Given exercise.
Check each line of the listing, and copy it if it contains the word "imports".

— START Provided material —

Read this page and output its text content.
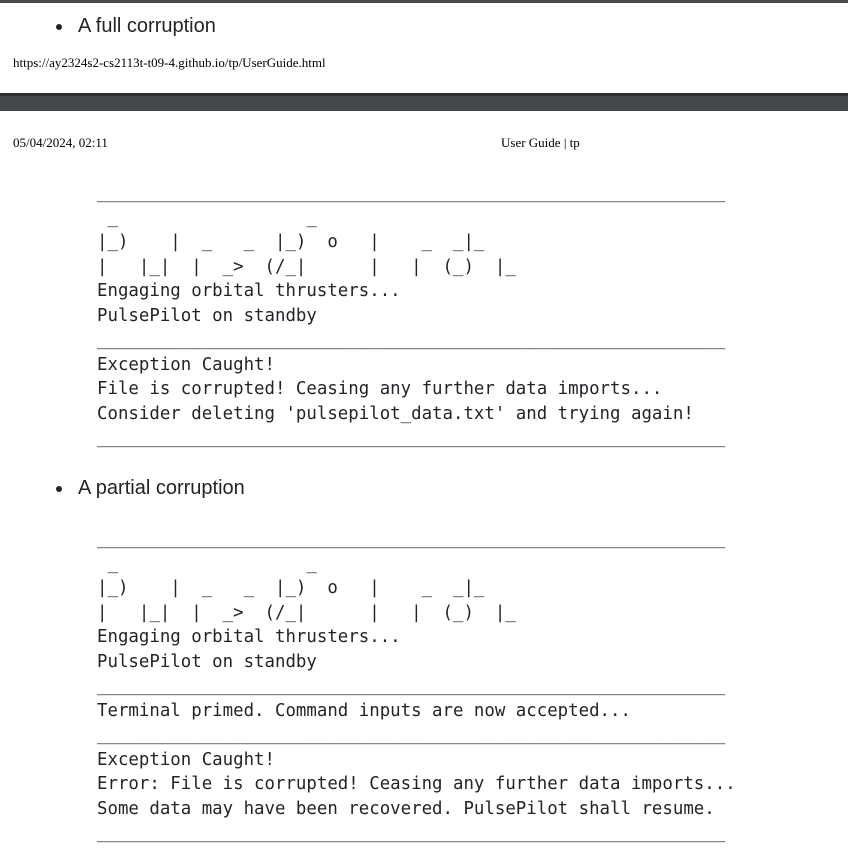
A full corruption
https://ay2324s2-cs2113t-t09-4.github.io/tp/UserGuide.html
05/04/2024, 02:11	User Guide | tp
____________________________________________________________
_                  _
|_)    |  _   _  |_)  o   |    _  _|_
|   |_|  |  _>  (/_|      |   |  (_)  |_
Engaging orbital thrusters...
PulsePilot on standby
____________________________________________________________
Exception Caught!
File is corrupted! Ceasing any further data imports...
Consider deleting 'pulsepilot_data.txt' and trying again!
____________________________________________________________
A partial corruption
____________________________________________________________
_                  _
|_)    |  _   _  |_)  o   |    _  _|_
|   |_|  |  _>  (/_|      |   |  (_)  |_
Engaging orbital thrusters...
PulsePilot on standby
____________________________________________________________
Terminal primed. Command inputs are now accepted...
____________________________________________________________
Exception Caught!
Error: File is corrupted! Ceasing any further data imports...
Some data may have been recovered. PulsePilot shall resume.
____________________________________________________________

— END Provided material —

The answer.
File is corrupted! Ceasing any further data imports...
Error: File is corrupted! Ceasing any further data imports...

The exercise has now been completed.